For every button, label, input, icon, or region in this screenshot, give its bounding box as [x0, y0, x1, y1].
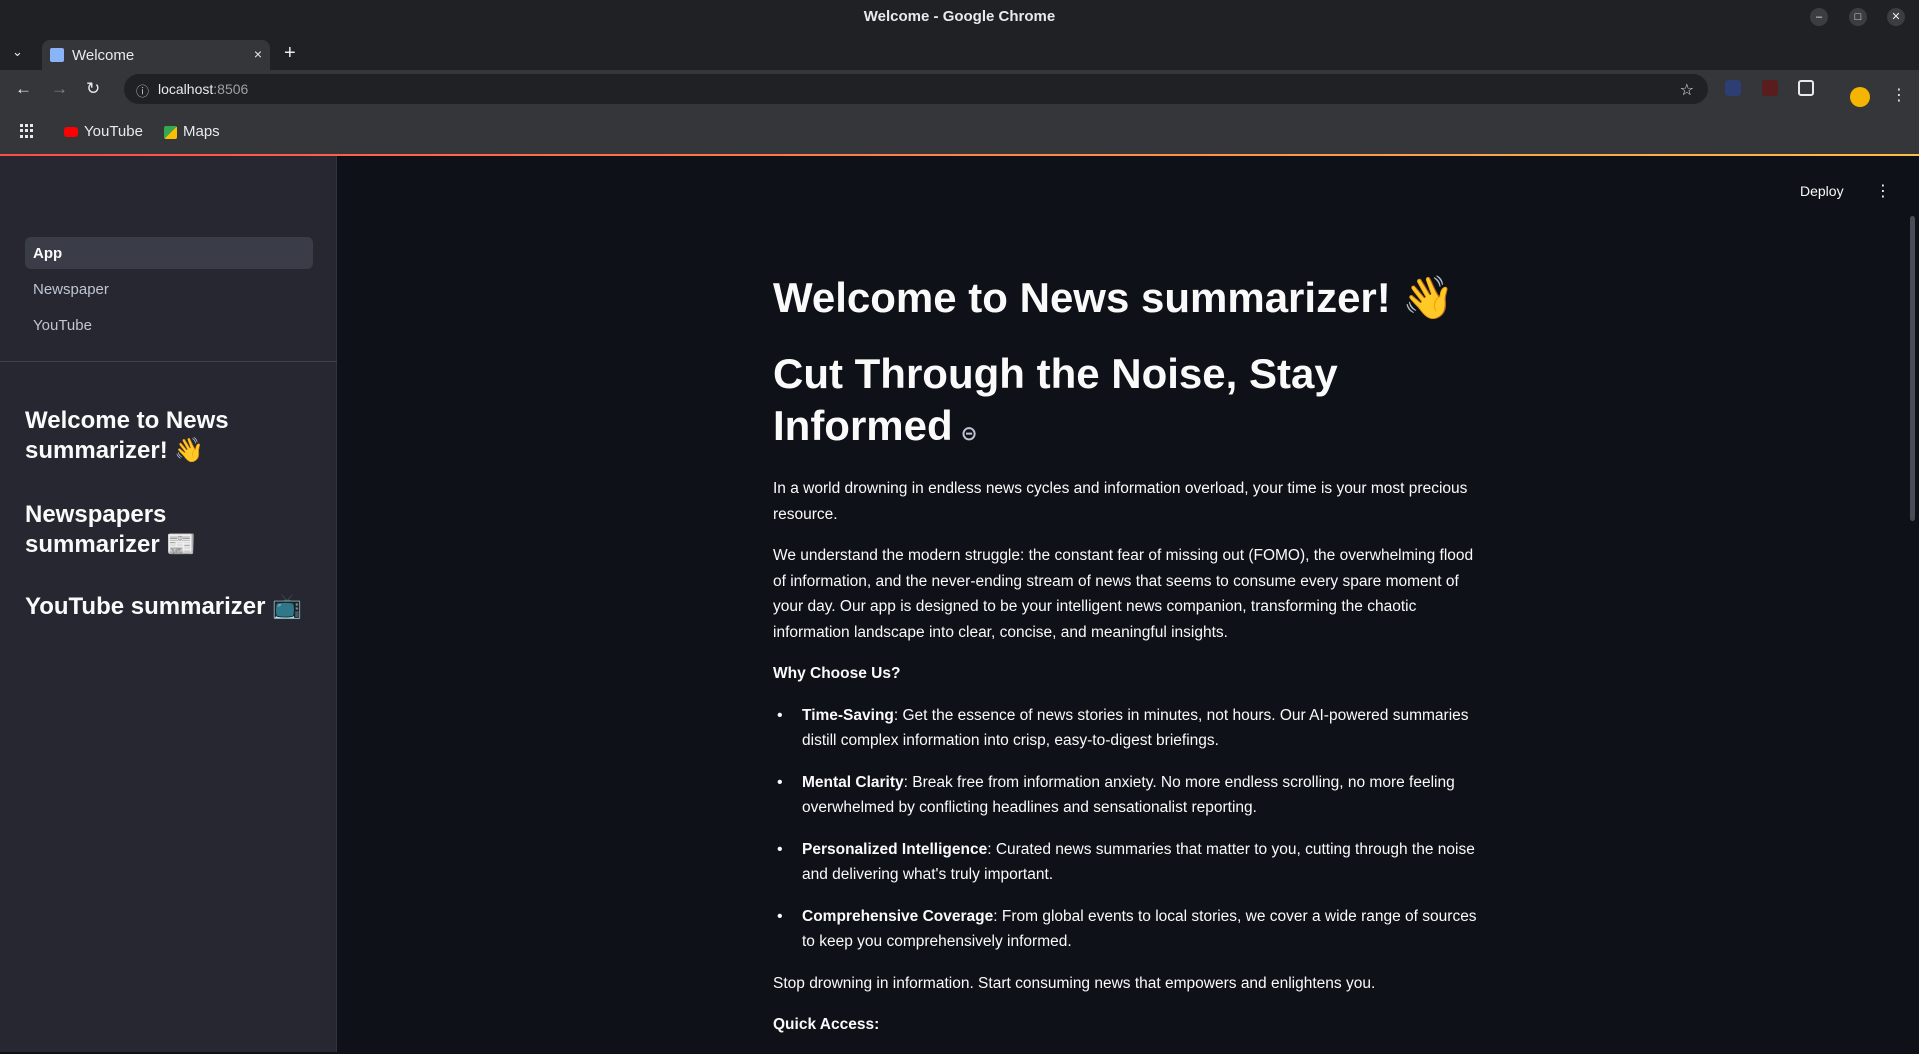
- minimize-icon[interactable]: –: [1810, 8, 1828, 26]
- maps-icon: [164, 125, 177, 139]
- extensions-puzzle-icon[interactable]: [1798, 80, 1814, 96]
- bookmarks-bar: YouTube Maps: [0, 108, 1919, 154]
- anchor-link-icon[interactable]: ⊝: [961, 423, 978, 445]
- why-heading: Why Choose Us?: [773, 665, 901, 682]
- profile-avatar[interactable]: [1850, 87, 1870, 107]
- window-title: Welcome - Google Chrome: [863, 8, 1056, 25]
- sidebar-nav-youtube[interactable]: YouTube: [25, 309, 313, 341]
- main-scrollbar[interactable]: [1910, 216, 1915, 521]
- sidebar-nav-app[interactable]: App: [25, 237, 313, 269]
- closing-paragraph: Stop drowning in information. Start cons…: [773, 974, 1376, 992]
- sidebar-heading-youtube: YouTube summarizer 📺: [25, 593, 303, 620]
- list-item: Personalized Intelligence: Curated news …: [773, 837, 1483, 888]
- intro-paragraph: In a world drowning in endless news cycl…: [773, 480, 1468, 523]
- new-tab-plus-icon[interactable]: +: [284, 42, 296, 65]
- reload-icon[interactable]: ↻: [86, 79, 100, 99]
- site-info-icon[interactable]: ⓘ: [136, 81, 149, 100]
- main-content: Welcome to News summarizer! 👋 Cut Throug…: [773, 262, 1483, 1054]
- window-titlebar: Welcome - Google Chrome – □ ✕: [0, 0, 1919, 34]
- page-favicon-icon: [50, 48, 64, 62]
- tab-search-chevron-icon[interactable]: ⌄: [12, 44, 23, 60]
- list-item: Comprehensive Coverage: From global even…: [773, 904, 1483, 955]
- sidebar-heading-newspapers: Newspapers summarizer 📰: [25, 501, 197, 558]
- address-bar[interactable]: ⓘ localhost:8506 ☆: [124, 74, 1708, 104]
- quick-access-heading: Quick Access:: [773, 1016, 880, 1033]
- bookmark-youtube[interactable]: YouTube: [64, 123, 143, 140]
- bookmark-maps[interactable]: Maps: [164, 123, 220, 140]
- maximize-icon[interactable]: □: [1849, 8, 1867, 26]
- tab-welcome[interactable]: Welcome ×: [42, 40, 270, 70]
- sidebar-divider: [0, 361, 337, 362]
- struggle-paragraph: We understand the modern struggle: the c…: [773, 547, 1474, 641]
- address-url: localhost:8506: [158, 81, 249, 97]
- list-item: Mental Clarity: Break free from informat…: [773, 770, 1483, 821]
- sidebar: App Newspaper YouTube Welcome to News su…: [0, 156, 337, 1052]
- browser-toolbar: ← → ↻ ⓘ localhost:8506 ☆: [0, 70, 1919, 108]
- apps-grid-icon[interactable]: [20, 124, 34, 138]
- features-list: Time-Saving: Get the essence of news sto…: [773, 703, 1483, 955]
- app-menu-icon[interactable]: ⋮: [1875, 181, 1891, 201]
- deploy-button[interactable]: Deploy: [1800, 183, 1844, 199]
- close-window-icon[interactable]: ✕: [1887, 8, 1905, 26]
- list-item: Time-Saving: Get the essence of news sto…: [773, 703, 1483, 754]
- page-subtitle: Cut Through the Noise, Stay Informed ⊝: [773, 350, 1338, 449]
- back-arrow-icon[interactable]: ←: [15, 79, 32, 99]
- bookmark-star-icon[interactable]: ☆: [1680, 80, 1694, 100]
- forward-arrow-icon[interactable]: →: [51, 79, 68, 99]
- tab-close-icon[interactable]: ×: [254, 46, 262, 62]
- sidebar-nav-newspaper[interactable]: Newspaper: [25, 273, 313, 305]
- extension-icon[interactable]: [1762, 80, 1778, 96]
- page-title: Welcome to News summarizer! 👋: [773, 274, 1455, 321]
- extension-icon[interactable]: [1725, 80, 1741, 96]
- tab-label: Welcome: [72, 47, 135, 64]
- youtube-icon: [64, 127, 78, 138]
- sidebar-heading-welcome: Welcome to News summarizer! 👋: [25, 407, 229, 464]
- chrome-menu-icon[interactable]: ⋮: [1891, 85, 1907, 105]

★ ★ ★ ★ ★

## Goal
Print every line of the item above without any change, leaving out the picture.

## Result for this exercise
For every button, label, input, icon, or region in this screenshot, give its bounding box as [x0, y0, x1, y1].
- minimize-icon[interactable]: –: [1810, 8, 1828, 26]
- maps-icon: [164, 125, 177, 139]
- extensions-puzzle-icon[interactable]: [1798, 80, 1814, 96]
- bookmarks-bar: YouTube Maps: [0, 108, 1919, 154]
- anchor-link-icon[interactable]: ⊝: [961, 423, 978, 445]
- why-heading: Why Choose Us?: [773, 665, 901, 682]
- profile-avatar[interactable]: [1850, 87, 1870, 107]
- window-title: Welcome - Google Chrome: [863, 8, 1056, 25]
- sidebar-nav-youtube[interactable]: YouTube: [25, 309, 313, 341]
- main-scrollbar[interactable]: [1910, 216, 1915, 521]
- sidebar-nav-app[interactable]: App: [25, 237, 313, 269]
- closing-paragraph: Stop drowning in information. Start cons…: [773, 974, 1376, 992]
- sidebar-heading-youtube: YouTube summarizer 📺: [25, 593, 303, 620]
- list-item: Personalized Intelligence: Curated news …: [773, 837, 1483, 888]
- intro-paragraph: In a world drowning in endless news cycl…: [773, 480, 1468, 523]
- new-tab-plus-icon[interactable]: +: [284, 42, 296, 65]
- reload-icon[interactable]: ↻: [86, 79, 100, 99]
- site-info-icon[interactable]: ⓘ: [136, 81, 149, 100]
- main-content: Welcome to News summarizer! 👋 Cut Throug…: [773, 262, 1483, 1054]
- window-titlebar: Welcome - Google Chrome – □ ✕: [0, 0, 1919, 34]
- page-favicon-icon: [50, 48, 64, 62]
- tab-search-chevron-icon[interactable]: ⌄: [12, 44, 23, 60]
- list-item: Comprehensive Coverage: From global even…: [773, 904, 1483, 955]
- sidebar-heading-newspapers: Newspapers summarizer 📰: [25, 501, 197, 558]
- address-bar[interactable]: ⓘ localhost:8506 ☆: [124, 74, 1708, 104]
- quick-access-heading: Quick Access:: [773, 1016, 880, 1033]
- bookmark-youtube[interactable]: YouTube: [64, 123, 143, 140]
- bookmark-maps[interactable]: Maps: [164, 123, 220, 140]
- maximize-icon[interactable]: □: [1849, 8, 1867, 26]
- tab-welcome[interactable]: Welcome ×: [42, 40, 270, 70]
- sidebar-divider: [0, 361, 337, 362]
- struggle-paragraph: We understand the modern struggle: the c…: [773, 547, 1474, 641]
- address-url: localhost:8506: [158, 81, 249, 97]
- list-item: Mental Clarity: Break free from informat…: [773, 770, 1483, 821]
- sidebar: App Newspaper YouTube Welcome to News su…: [0, 156, 337, 1052]
- browser-toolbar: ← → ↻ ⓘ localhost:8506 ☆: [0, 70, 1919, 108]
- apps-grid-icon[interactable]: [20, 124, 34, 138]
- features-list: Time-Saving: Get the essence of news sto…: [773, 703, 1483, 955]
- app-menu-icon[interactable]: ⋮: [1875, 181, 1891, 201]
- deploy-button[interactable]: Deploy: [1800, 183, 1844, 199]
- close-window-icon[interactable]: ✕: [1887, 8, 1905, 26]
- list-item: Time-Saving: Get the essence of news sto…: [773, 703, 1483, 754]
- page-subtitle: Cut Through the Noise, Stay Informed ⊝: [773, 350, 1338, 449]
- back-arrow-icon[interactable]: ←: [15, 79, 32, 99]
- bookmark-star-icon[interactable]: ☆: [1680, 80, 1694, 100]
- forward-arrow-icon[interactable]: →: [51, 79, 68, 99]
- tab-close-icon[interactable]: ×: [254, 46, 262, 62]
- sidebar-nav-newspaper[interactable]: Newspaper: [25, 273, 313, 305]
- extension-icon[interactable]: [1762, 80, 1778, 96]
- page-title: Welcome to News summarizer! 👋: [773, 274, 1455, 321]
- extension-icon[interactable]: [1725, 80, 1741, 96]
- tab-label: Welcome: [72, 47, 135, 64]
- youtube-icon: [64, 127, 78, 138]
- sidebar-heading-welcome: Welcome to News summarizer! 👋: [25, 407, 229, 464]
- chrome-menu-icon[interactable]: ⋮: [1891, 85, 1907, 105]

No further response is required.